> Task objective: Repeat the material exactly as it appears.

---------- Material for this exercise

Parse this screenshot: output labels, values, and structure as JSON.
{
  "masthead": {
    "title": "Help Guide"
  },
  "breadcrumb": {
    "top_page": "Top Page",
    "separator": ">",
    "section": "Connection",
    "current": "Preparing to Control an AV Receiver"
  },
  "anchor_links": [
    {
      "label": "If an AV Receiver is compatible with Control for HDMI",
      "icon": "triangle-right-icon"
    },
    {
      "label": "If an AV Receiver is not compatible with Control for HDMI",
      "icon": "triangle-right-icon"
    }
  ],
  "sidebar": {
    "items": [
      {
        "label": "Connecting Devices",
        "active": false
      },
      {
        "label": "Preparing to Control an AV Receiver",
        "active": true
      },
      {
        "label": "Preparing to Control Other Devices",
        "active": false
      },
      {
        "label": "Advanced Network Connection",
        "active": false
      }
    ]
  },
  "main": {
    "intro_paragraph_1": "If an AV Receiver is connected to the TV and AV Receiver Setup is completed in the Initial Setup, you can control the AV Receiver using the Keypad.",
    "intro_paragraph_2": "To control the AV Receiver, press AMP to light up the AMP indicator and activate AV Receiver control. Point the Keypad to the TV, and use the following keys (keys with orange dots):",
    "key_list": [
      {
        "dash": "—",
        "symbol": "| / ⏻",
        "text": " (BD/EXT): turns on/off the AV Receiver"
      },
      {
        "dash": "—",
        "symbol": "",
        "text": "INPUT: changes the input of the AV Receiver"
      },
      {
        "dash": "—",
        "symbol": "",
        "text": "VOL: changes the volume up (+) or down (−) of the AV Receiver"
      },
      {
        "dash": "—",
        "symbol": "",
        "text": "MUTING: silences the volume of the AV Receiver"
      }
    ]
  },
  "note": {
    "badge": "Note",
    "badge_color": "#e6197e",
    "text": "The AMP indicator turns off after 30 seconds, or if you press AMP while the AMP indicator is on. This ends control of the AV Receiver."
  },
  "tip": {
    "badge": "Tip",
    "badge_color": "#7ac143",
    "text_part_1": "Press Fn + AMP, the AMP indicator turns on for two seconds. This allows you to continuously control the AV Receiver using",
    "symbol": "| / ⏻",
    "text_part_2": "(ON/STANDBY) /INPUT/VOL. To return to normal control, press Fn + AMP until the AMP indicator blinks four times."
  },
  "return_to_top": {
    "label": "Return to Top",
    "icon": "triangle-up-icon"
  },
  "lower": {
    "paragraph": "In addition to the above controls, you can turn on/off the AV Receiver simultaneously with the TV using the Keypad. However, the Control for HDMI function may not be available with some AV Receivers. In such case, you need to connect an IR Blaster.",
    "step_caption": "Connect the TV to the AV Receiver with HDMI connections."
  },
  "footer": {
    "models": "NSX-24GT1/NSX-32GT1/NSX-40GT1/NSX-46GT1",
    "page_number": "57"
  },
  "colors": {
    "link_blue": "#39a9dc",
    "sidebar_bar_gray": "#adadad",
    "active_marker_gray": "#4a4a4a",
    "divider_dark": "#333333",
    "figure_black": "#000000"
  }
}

--------------------

> Response:
Parse this screenshot: output labels, values, and structure as JSON.
{
  "masthead": {
    "title": "Help Guide"
  },
  "breadcrumb": {
    "top_page": "Top Page",
    "separator": ">",
    "section": "Connection",
    "current": "Preparing to Control an AV Receiver"
  },
  "anchor_links": [
    {
      "label": "If an AV Receiver is compatible with Control for HDMI",
      "icon": "triangle-right-icon"
    },
    {
      "label": "If an AV Receiver is not compatible with Control for HDMI",
      "icon": "triangle-right-icon"
    }
  ],
  "sidebar": {
    "items": [
      {
        "label": "Connecting Devices",
        "active": false
      },
      {
        "label": "Preparing to Control an AV Receiver",
        "active": true
      },
      {
        "label": "Preparing to Control Other Devices",
        "active": false
      },
      {
        "label": "Advanced Network Connection",
        "active": false
      }
    ]
  },
  "main": {
    "intro_paragraph_1": "If an AV Receiver is connected to the TV and AV Receiver Setup is completed in the Initial Setup, you can control the AV Receiver using the Keypad.",
    "intro_paragraph_2": "To control the AV Receiver, press AMP to light up the AMP indicator and activate AV Receiver control. Point the Keypad to the TV, and use the following keys (keys with orange dots):",
    "key_list": [
      {
        "dash": "—",
        "symbol": "| / ⏻",
        "text": " (BD/EXT): turns on/off the AV Receiver"
      },
      {
        "dash": "—",
        "symbol": "",
        "text": "INPUT: changes the input of the AV Receiver"
      },
      {
        "dash": "—",
        "symbol": "",
        "text": "VOL: changes the volume up (+) or down (−) of the AV Receiver"
      },
      {
        "dash": "—",
        "symbol": "",
        "text": "MUTING: silences the volume of the AV Receiver"
      }
    ]
  },
  "note": {
    "badge": "Note",
    "badge_color": "#e6197e",
    "text": "The AMP indicator turns off after 30 seconds, or if you press AMP while the AMP indicator is on. This ends control of the AV Receiver."
  },
  "tip": {
    "badge": "Tip",
    "badge_color": "#7ac143",
    "text_part_1": "Press Fn + AMP, the AMP indicator turns on for two seconds. This allows you to continuously control the AV Receiver using",
    "symbol": "| / ⏻",
    "text_part_2": "(ON/STANDBY) /INPUT/VOL. To return to normal control, press Fn + AMP until the AMP indicator blinks four times."
  },
  "return_to_top": {
    "label": "Return to Top",
    "icon": "triangle-up-icon"
  },
  "lower": {
    "paragraph": "In addition to the above controls, you can turn on/off the AV Receiver simultaneously with the TV using the Keypad. However, the Control for HDMI function may not be available with some AV Receivers. In such case, you need to connect an IR Blaster.",
    "step_caption": "Connect the TV to the AV Receiver with HDMI connections."
  },
  "footer": {
    "models": "NSX-24GT1/NSX-32GT1/NSX-40GT1/NSX-46GT1",
    "page_number": "57"
  },
  "colors": {
    "link_blue": "#39a9dc",
    "sidebar_bar_gray": "#adadad",
    "active_marker_gray": "#4a4a4a",
    "divider_dark": "#333333",
    "figure_black": "#000000"
  }
}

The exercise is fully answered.